**Exercise requirements**
Locate all lines in the data below that hold "placeholder" and show them.
··· Exercise input
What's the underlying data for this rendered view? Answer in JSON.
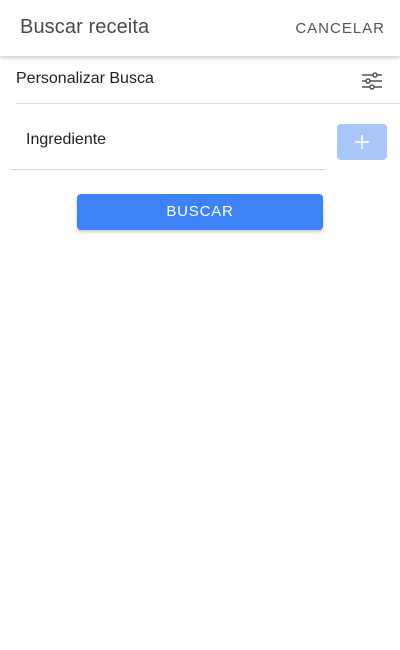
{
  "header": {
    "title": "Buscar receita",
    "cancel_label": "CANCELAR"
  },
  "customize": {
    "label": "Personalizar Busca",
    "icon": "tune-icon"
  },
  "ingredient": {
    "placeholder": "Ingrediente",
    "value": ""
  },
  "add_button": {
    "icon": "plus-icon",
    "color": "#a8c6f7"
  },
  "search_button": {
    "label": "BUSCAR",
    "color": "#3d82f6"
  }
}
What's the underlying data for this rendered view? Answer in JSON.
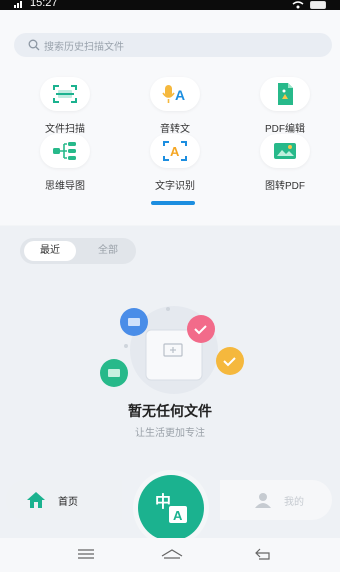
{
  "status_bar": {
    "time": "15:27"
  },
  "search": {
    "placeholder": "搜索历史扫描文件"
  },
  "tools": [
    {
      "label": "文件扫描",
      "icon": "scan-frame-icon"
    },
    {
      "label": "音转文",
      "icon": "microphone-a-icon"
    },
    {
      "label": "PDF编辑",
      "icon": "pdf-document-icon"
    },
    {
      "label": "思维导图",
      "icon": "mind-map-icon"
    },
    {
      "label": "文字识别",
      "icon": "text-recognition-icon"
    },
    {
      "label": "图转PDF",
      "icon": "image-to-pdf-icon"
    }
  ],
  "tabs": {
    "recent": "最近",
    "all": "全部"
  },
  "empty": {
    "title": "暂无任何文件",
    "subtitle": "让生活更加专注"
  },
  "bottom_nav": {
    "home": "首页",
    "mine": "我的"
  },
  "fab": {
    "glyph_top": "中",
    "glyph_bottom": "A"
  },
  "colors": {
    "accent_green": "#1bb28f",
    "accent_blue": "#1c8ee0"
  }
}
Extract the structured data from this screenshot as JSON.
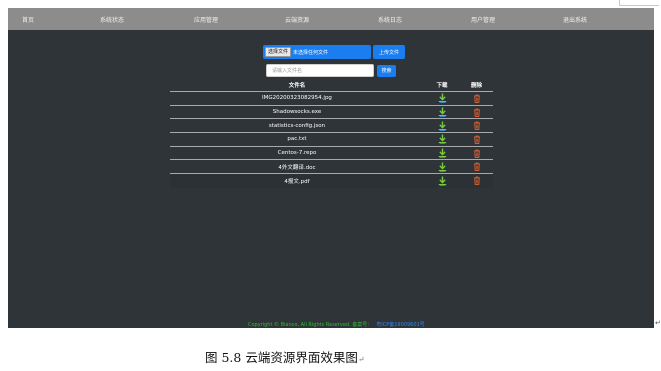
{
  "nav": {
    "items": [
      {
        "label": "首页",
        "name": "nav-home"
      },
      {
        "label": "系统状态",
        "name": "nav-system-status"
      },
      {
        "label": "应用管理",
        "name": "nav-app-manage"
      },
      {
        "label": "云端资源",
        "name": "nav-cloud-resources"
      },
      {
        "label": "系统日志",
        "name": "nav-system-log"
      },
      {
        "label": "用户管理",
        "name": "nav-user-manage"
      },
      {
        "label": "退出系统",
        "name": "nav-logout"
      }
    ]
  },
  "upload": {
    "choose_label": "选择文件",
    "no_file_text": "未选择任何文件",
    "upload_label": "上传文件"
  },
  "search": {
    "placeholder": "请输入文件名",
    "button_label": "搜索"
  },
  "table": {
    "headers": {
      "name": "文件名",
      "download": "下载",
      "delete": "删除"
    },
    "rows": [
      {
        "name": "IMG20200323082954.jpg"
      },
      {
        "name": "Shadowsocks.exe"
      },
      {
        "name": "statistics-config.json"
      },
      {
        "name": "pac.txt"
      },
      {
        "name": "Centos-7.repo"
      },
      {
        "name": "4外文翻译.doc"
      },
      {
        "name": "4报文.pdf"
      }
    ],
    "download_icon": "download-icon",
    "delete_icon": "delete-icon",
    "download_color": "#7ac943",
    "delete_color": "#e8642c"
  },
  "footer": {
    "copyright": "Copyright © Bianco, All Rights Reserved. 备案号：",
    "icp": "粤ICP备19009601号"
  },
  "caption": {
    "text": "图 5.8  云端资源界面效果图",
    "mark": "↵"
  },
  "colors": {
    "navbar": "#8c8c8c",
    "background": "#2f3439",
    "accent": "#1a7ef0"
  }
}
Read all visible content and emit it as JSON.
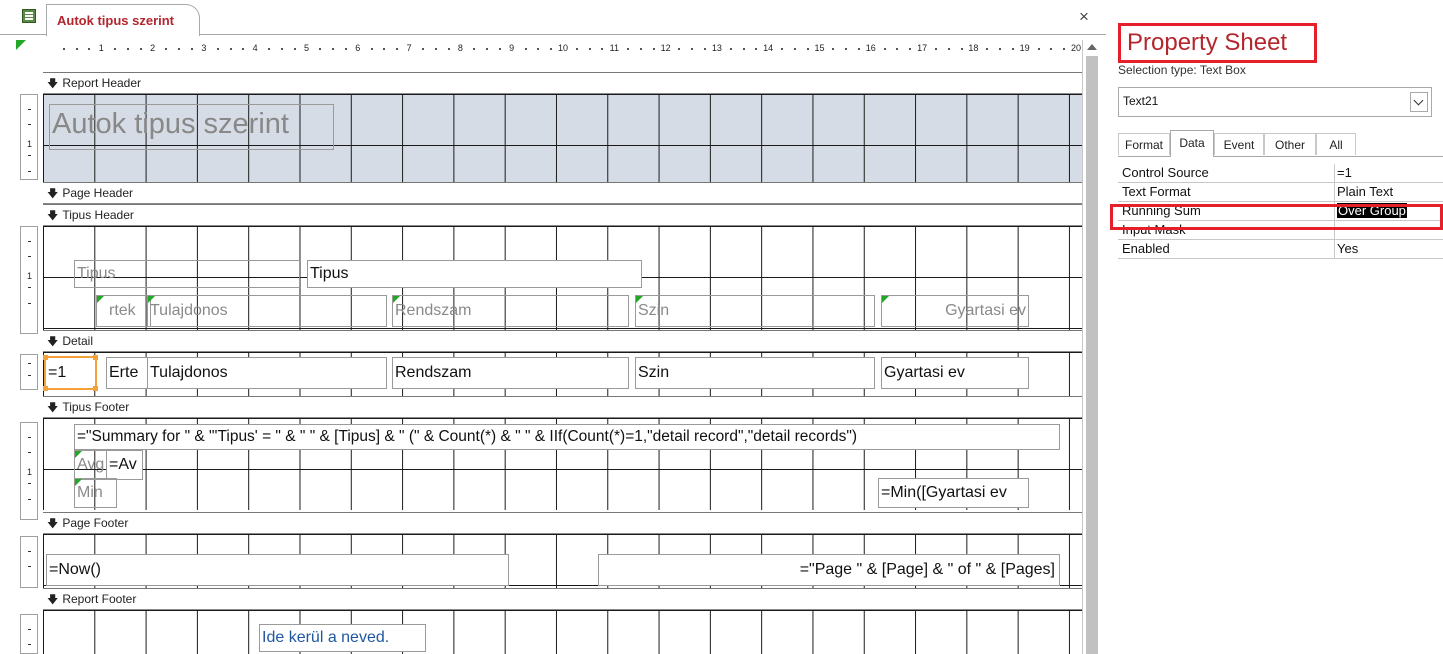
{
  "window": {
    "tab_title": "Autok tipus szerint",
    "close_glyph": "×",
    "object_icon": "report-icon"
  },
  "ruler": {
    "numbers": [
      "1",
      "2",
      "3",
      "4",
      "5",
      "6",
      "7",
      "8",
      "9",
      "10",
      "11",
      "12",
      "13",
      "14",
      "15",
      "16",
      "17",
      "18",
      "19",
      "20"
    ],
    "left_numbers": [
      "1",
      "1",
      "1"
    ]
  },
  "sections": {
    "report_header": "Report Header",
    "page_header": "Page Header",
    "tipus_header": "Tipus Header",
    "detail": "Detail",
    "tipus_footer": "Tipus Footer",
    "page_footer": "Page Footer",
    "report_footer": "Report Footer",
    "arrow_glyph": "🡇"
  },
  "controls": {
    "report_title": "Autok tipus szerint",
    "tipus_label": "Tipus",
    "tipus_field": "Tipus",
    "hdr_ertek": "rtek",
    "hdr_tulajdonos": "Tulajdonos",
    "hdr_rendszam": "Rendszam",
    "hdr_szin": "Szin",
    "hdr_gyartasi": "Gyartasi ev",
    "det_counter": "=1",
    "det_ertek": "Erte",
    "det_tulajdonos": "Tulajdonos",
    "det_rendszam": "Rendszam",
    "det_szin": "Szin",
    "det_gyartasi": "Gyartasi ev",
    "summary_expr": "=\"Summary for \" & \"'Tipus' = \" & \" \" & [Tipus] & \" (\" & Count(*) & \" \" & IIf(Count(*)=1,\"detail record\",\"detail records\")",
    "avg_label": "Avg",
    "avg_expr": "=Av",
    "min_label": "Min",
    "min_expr": "=Min([Gyartasi ev",
    "now_expr": "=Now()",
    "page_expr": "=\"Page \" & [Page] & \" of \" & [Pages]",
    "name_box": "Ide kerül a neved."
  },
  "property_sheet": {
    "title": "Property Sheet",
    "selection_type": "Selection type:  Text Box",
    "selected_control": "Text21",
    "tabs": [
      "Format",
      "Data",
      "Event",
      "Other",
      "All"
    ],
    "active_tab": "Data",
    "rows": [
      {
        "name": "Control Source",
        "value": "=1"
      },
      {
        "name": "Text Format",
        "value": "Plain Text"
      },
      {
        "name": "Running Sum",
        "value": "Over Group"
      },
      {
        "name": "Input Mask",
        "value": ""
      },
      {
        "name": "Enabled",
        "value": "Yes"
      }
    ]
  },
  "colors": {
    "accent_red": "#e5202a",
    "title_red": "#b4262e",
    "header_fill": "#d6dce5",
    "selection_orange": "#f4a13a",
    "error_green": "#22a826"
  }
}
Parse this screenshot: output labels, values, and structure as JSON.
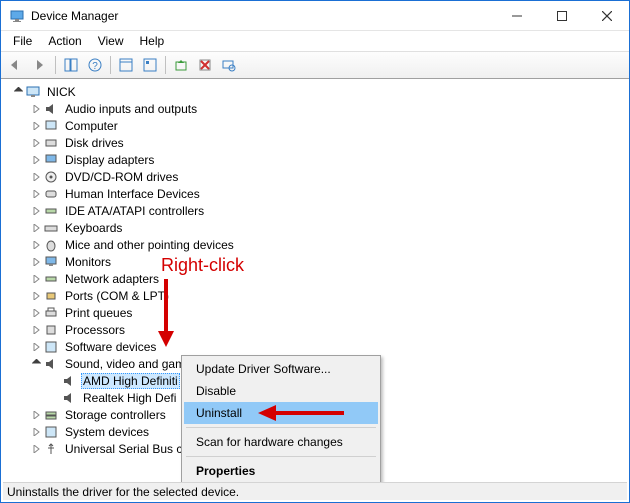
{
  "window": {
    "title": "Device Manager"
  },
  "menu": {
    "file": "File",
    "action": "Action",
    "view": "View",
    "help": "Help"
  },
  "tree": {
    "root": "NICK",
    "items": {
      "n0": "Audio inputs and outputs",
      "n1": "Computer",
      "n2": "Disk drives",
      "n3": "Display adapters",
      "n4": "DVD/CD-ROM drives",
      "n5": "Human Interface Devices",
      "n6": "IDE ATA/ATAPI controllers",
      "n7": "Keyboards",
      "n8": "Mice and other pointing devices",
      "n9": "Monitors",
      "n10": "Network adapters",
      "n11": "Ports (COM & LPT)",
      "n12": "Print queues",
      "n13": "Processors",
      "n14": "Software devices",
      "n15": "Sound, video and game controllers",
      "n15a": "AMD High Definiti",
      "n15b": "Realtek High Defi",
      "n16": "Storage controllers",
      "n17": "System devices",
      "n18": "Universal Serial Bus co"
    }
  },
  "context_menu": {
    "update": "Update Driver Software...",
    "disable": "Disable",
    "uninstall": "Uninstall",
    "scan": "Scan for hardware changes",
    "properties": "Properties"
  },
  "statusbar": {
    "text": "Uninstalls the driver for the selected device."
  },
  "annotation": {
    "label": "Right-click"
  }
}
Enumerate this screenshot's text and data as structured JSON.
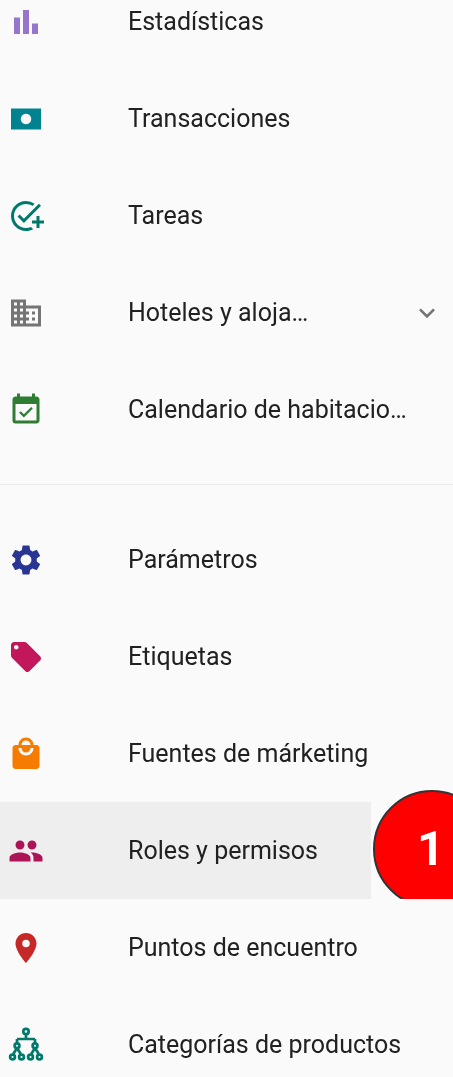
{
  "groups": [
    {
      "items": [
        {
          "kind": "stats",
          "label": "Estadísticas",
          "selected": false
        },
        {
          "kind": "money",
          "label": "Transacciones",
          "selected": false
        },
        {
          "kind": "tasks",
          "label": "Tareas",
          "selected": false
        },
        {
          "kind": "building",
          "label": "Hoteles y aloja…",
          "selected": false,
          "expanded": false
        },
        {
          "kind": "calendar",
          "label": "Calendario de habitacio…",
          "selected": false
        }
      ]
    },
    {
      "items": [
        {
          "kind": "settings",
          "label": "Parámetros",
          "selected": false
        },
        {
          "kind": "tag",
          "label": "Etiquetas",
          "selected": false
        },
        {
          "kind": "bag",
          "label": "Fuentes de márketing",
          "selected": false
        },
        {
          "kind": "people",
          "label": "Roles y permisos",
          "selected": true,
          "badge": "1"
        },
        {
          "kind": "place",
          "label": "Puntos de encuentro",
          "selected": false
        },
        {
          "kind": "tree",
          "label": "Categorías de productos",
          "selected": false
        }
      ]
    }
  ]
}
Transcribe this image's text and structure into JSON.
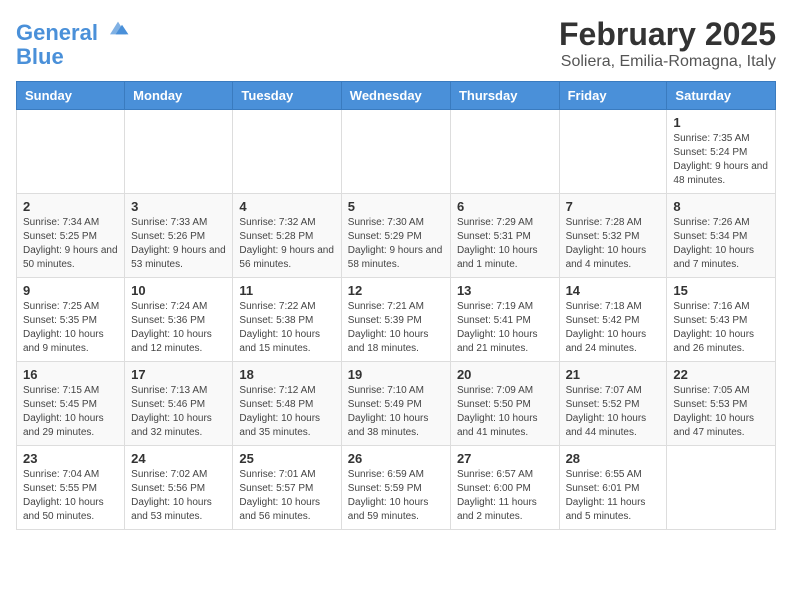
{
  "logo": {
    "line1": "General",
    "line2": "Blue"
  },
  "header": {
    "month": "February 2025",
    "location": "Soliera, Emilia-Romagna, Italy"
  },
  "weekdays": [
    "Sunday",
    "Monday",
    "Tuesday",
    "Wednesday",
    "Thursday",
    "Friday",
    "Saturday"
  ],
  "weeks": [
    [
      {
        "day": "",
        "info": ""
      },
      {
        "day": "",
        "info": ""
      },
      {
        "day": "",
        "info": ""
      },
      {
        "day": "",
        "info": ""
      },
      {
        "day": "",
        "info": ""
      },
      {
        "day": "",
        "info": ""
      },
      {
        "day": "1",
        "info": "Sunrise: 7:35 AM\nSunset: 5:24 PM\nDaylight: 9 hours and 48 minutes."
      }
    ],
    [
      {
        "day": "2",
        "info": "Sunrise: 7:34 AM\nSunset: 5:25 PM\nDaylight: 9 hours and 50 minutes."
      },
      {
        "day": "3",
        "info": "Sunrise: 7:33 AM\nSunset: 5:26 PM\nDaylight: 9 hours and 53 minutes."
      },
      {
        "day": "4",
        "info": "Sunrise: 7:32 AM\nSunset: 5:28 PM\nDaylight: 9 hours and 56 minutes."
      },
      {
        "day": "5",
        "info": "Sunrise: 7:30 AM\nSunset: 5:29 PM\nDaylight: 9 hours and 58 minutes."
      },
      {
        "day": "6",
        "info": "Sunrise: 7:29 AM\nSunset: 5:31 PM\nDaylight: 10 hours and 1 minute."
      },
      {
        "day": "7",
        "info": "Sunrise: 7:28 AM\nSunset: 5:32 PM\nDaylight: 10 hours and 4 minutes."
      },
      {
        "day": "8",
        "info": "Sunrise: 7:26 AM\nSunset: 5:34 PM\nDaylight: 10 hours and 7 minutes."
      }
    ],
    [
      {
        "day": "9",
        "info": "Sunrise: 7:25 AM\nSunset: 5:35 PM\nDaylight: 10 hours and 9 minutes."
      },
      {
        "day": "10",
        "info": "Sunrise: 7:24 AM\nSunset: 5:36 PM\nDaylight: 10 hours and 12 minutes."
      },
      {
        "day": "11",
        "info": "Sunrise: 7:22 AM\nSunset: 5:38 PM\nDaylight: 10 hours and 15 minutes."
      },
      {
        "day": "12",
        "info": "Sunrise: 7:21 AM\nSunset: 5:39 PM\nDaylight: 10 hours and 18 minutes."
      },
      {
        "day": "13",
        "info": "Sunrise: 7:19 AM\nSunset: 5:41 PM\nDaylight: 10 hours and 21 minutes."
      },
      {
        "day": "14",
        "info": "Sunrise: 7:18 AM\nSunset: 5:42 PM\nDaylight: 10 hours and 24 minutes."
      },
      {
        "day": "15",
        "info": "Sunrise: 7:16 AM\nSunset: 5:43 PM\nDaylight: 10 hours and 26 minutes."
      }
    ],
    [
      {
        "day": "16",
        "info": "Sunrise: 7:15 AM\nSunset: 5:45 PM\nDaylight: 10 hours and 29 minutes."
      },
      {
        "day": "17",
        "info": "Sunrise: 7:13 AM\nSunset: 5:46 PM\nDaylight: 10 hours and 32 minutes."
      },
      {
        "day": "18",
        "info": "Sunrise: 7:12 AM\nSunset: 5:48 PM\nDaylight: 10 hours and 35 minutes."
      },
      {
        "day": "19",
        "info": "Sunrise: 7:10 AM\nSunset: 5:49 PM\nDaylight: 10 hours and 38 minutes."
      },
      {
        "day": "20",
        "info": "Sunrise: 7:09 AM\nSunset: 5:50 PM\nDaylight: 10 hours and 41 minutes."
      },
      {
        "day": "21",
        "info": "Sunrise: 7:07 AM\nSunset: 5:52 PM\nDaylight: 10 hours and 44 minutes."
      },
      {
        "day": "22",
        "info": "Sunrise: 7:05 AM\nSunset: 5:53 PM\nDaylight: 10 hours and 47 minutes."
      }
    ],
    [
      {
        "day": "23",
        "info": "Sunrise: 7:04 AM\nSunset: 5:55 PM\nDaylight: 10 hours and 50 minutes."
      },
      {
        "day": "24",
        "info": "Sunrise: 7:02 AM\nSunset: 5:56 PM\nDaylight: 10 hours and 53 minutes."
      },
      {
        "day": "25",
        "info": "Sunrise: 7:01 AM\nSunset: 5:57 PM\nDaylight: 10 hours and 56 minutes."
      },
      {
        "day": "26",
        "info": "Sunrise: 6:59 AM\nSunset: 5:59 PM\nDaylight: 10 hours and 59 minutes."
      },
      {
        "day": "27",
        "info": "Sunrise: 6:57 AM\nSunset: 6:00 PM\nDaylight: 11 hours and 2 minutes."
      },
      {
        "day": "28",
        "info": "Sunrise: 6:55 AM\nSunset: 6:01 PM\nDaylight: 11 hours and 5 minutes."
      },
      {
        "day": "",
        "info": ""
      }
    ]
  ]
}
······
**Response below**
    "placeholder": "Ingrediente",
    "placeholder": "搜索历史扫描文件"
    "placeholder": "请输入文件名",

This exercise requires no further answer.